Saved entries

BEGIN

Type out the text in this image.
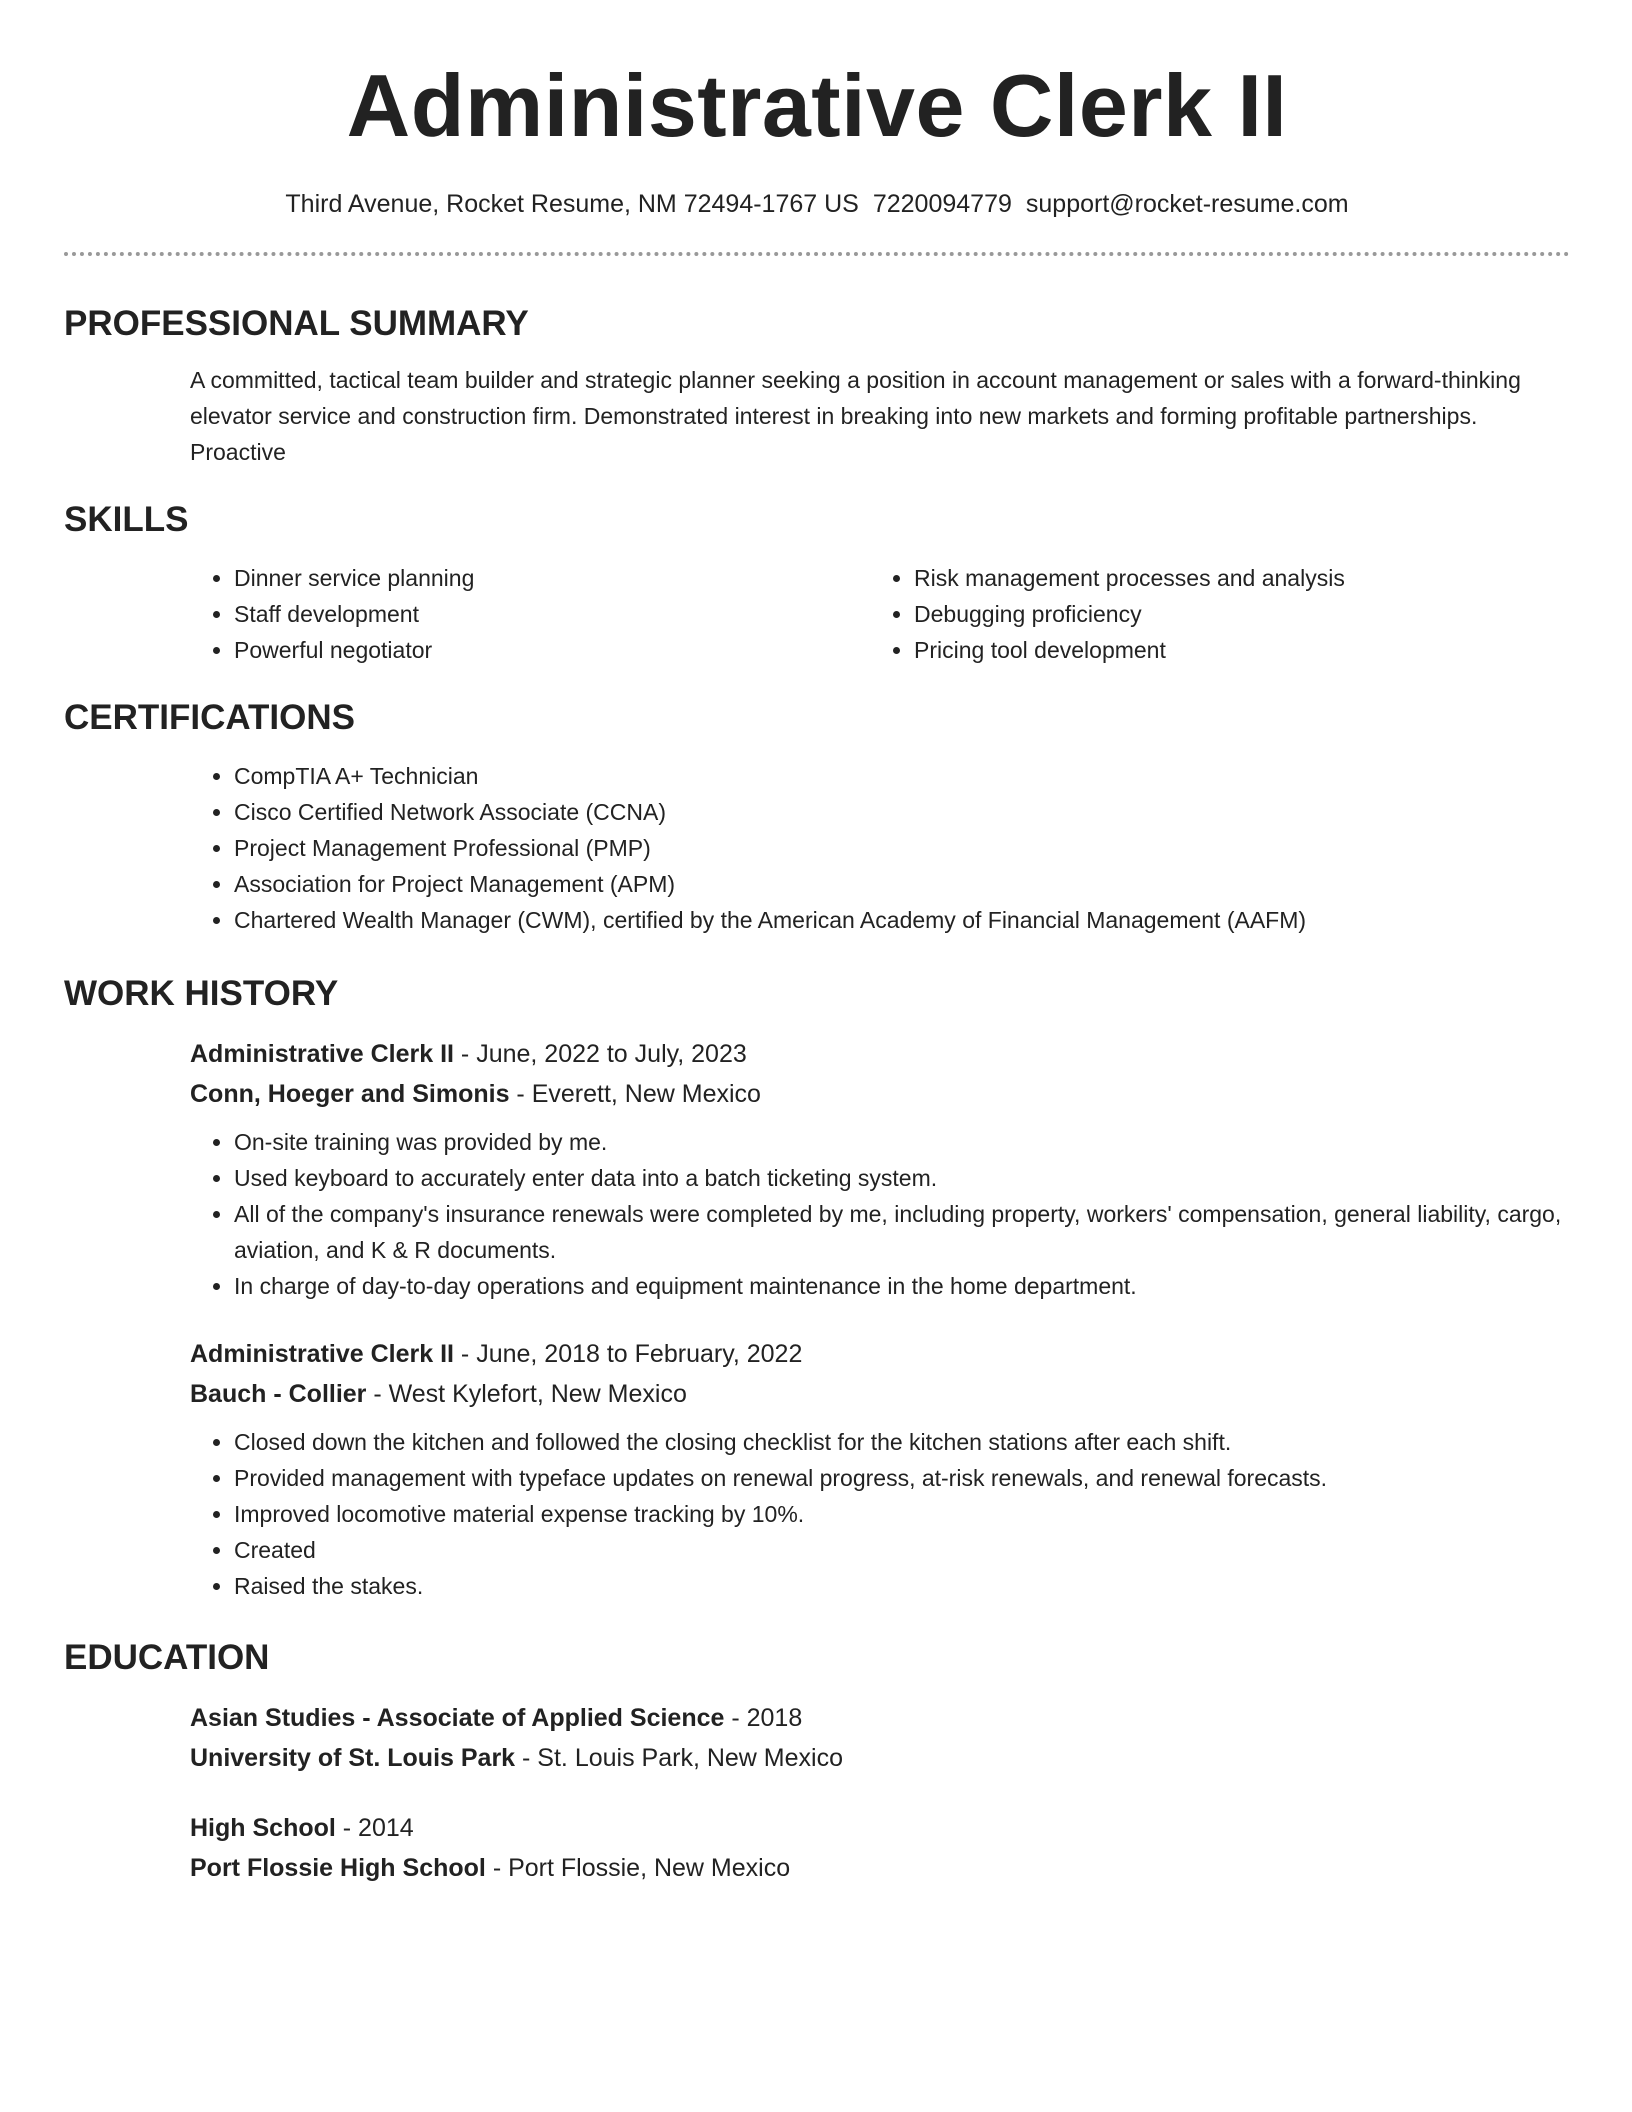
Administrative Clerk II
Third Avenue, Rocket Resume, NM 72494-1767 US 7220094779 support@rocket-resume.com
PROFESSIONAL SUMMARY
A committed, tactical team builder and strategic planner seeking a position in account management or sales with a forward-thinking elevator service and construction firm. Demonstrated interest in breaking into new markets and forming profitable partnerships. Proactive
SKILLS
• Dinner service planning
• Staff development
• Powerful negotiator
• Risk management processes and analysis
• Debugging proficiency
• Pricing tool development
CERTIFICATIONS
• CompTIA A+ Technician
• Cisco Certified Network Associate (CCNA)
• Project Management Professional (PMP)
• Association for Project Management (APM)
• Chartered Wealth Manager (CWM), certified by the American Academy of Financial Management (AAFM)
WORK HISTORY
Administrative Clerk II - June, 2022 to July, 2023
Conn, Hoeger and Simonis - Everett, New Mexico
• On-site training was provided by me.
• Used keyboard to accurately enter data into a batch ticketing system.
• All of the company's insurance renewals were completed by me, including property, workers' compensation, general liability, cargo, aviation, and K & R documents.
• In charge of day-to-day operations and equipment maintenance in the home department.
Administrative Clerk II - June, 2018 to February, 2022
Bauch - Collier - West Kylefort, New Mexico
• Closed down the kitchen and followed the closing checklist for the kitchen stations after each shift.
• Provided management with typeface updates on renewal progress, at-risk renewals, and renewal forecasts.
• Improved locomotive material expense tracking by 10%.
• Created
• Raised the stakes.
EDUCATION
Asian Studies - Associate of Applied Science - 2018
University of St. Louis Park - St. Louis Park, New Mexico
High School - 2014
Port Flossie High School - Port Flossie, New Mexico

END

Objective – Scan the data above; copy every line where "development" appears.

The result –
• Staff development
• Pricing tool development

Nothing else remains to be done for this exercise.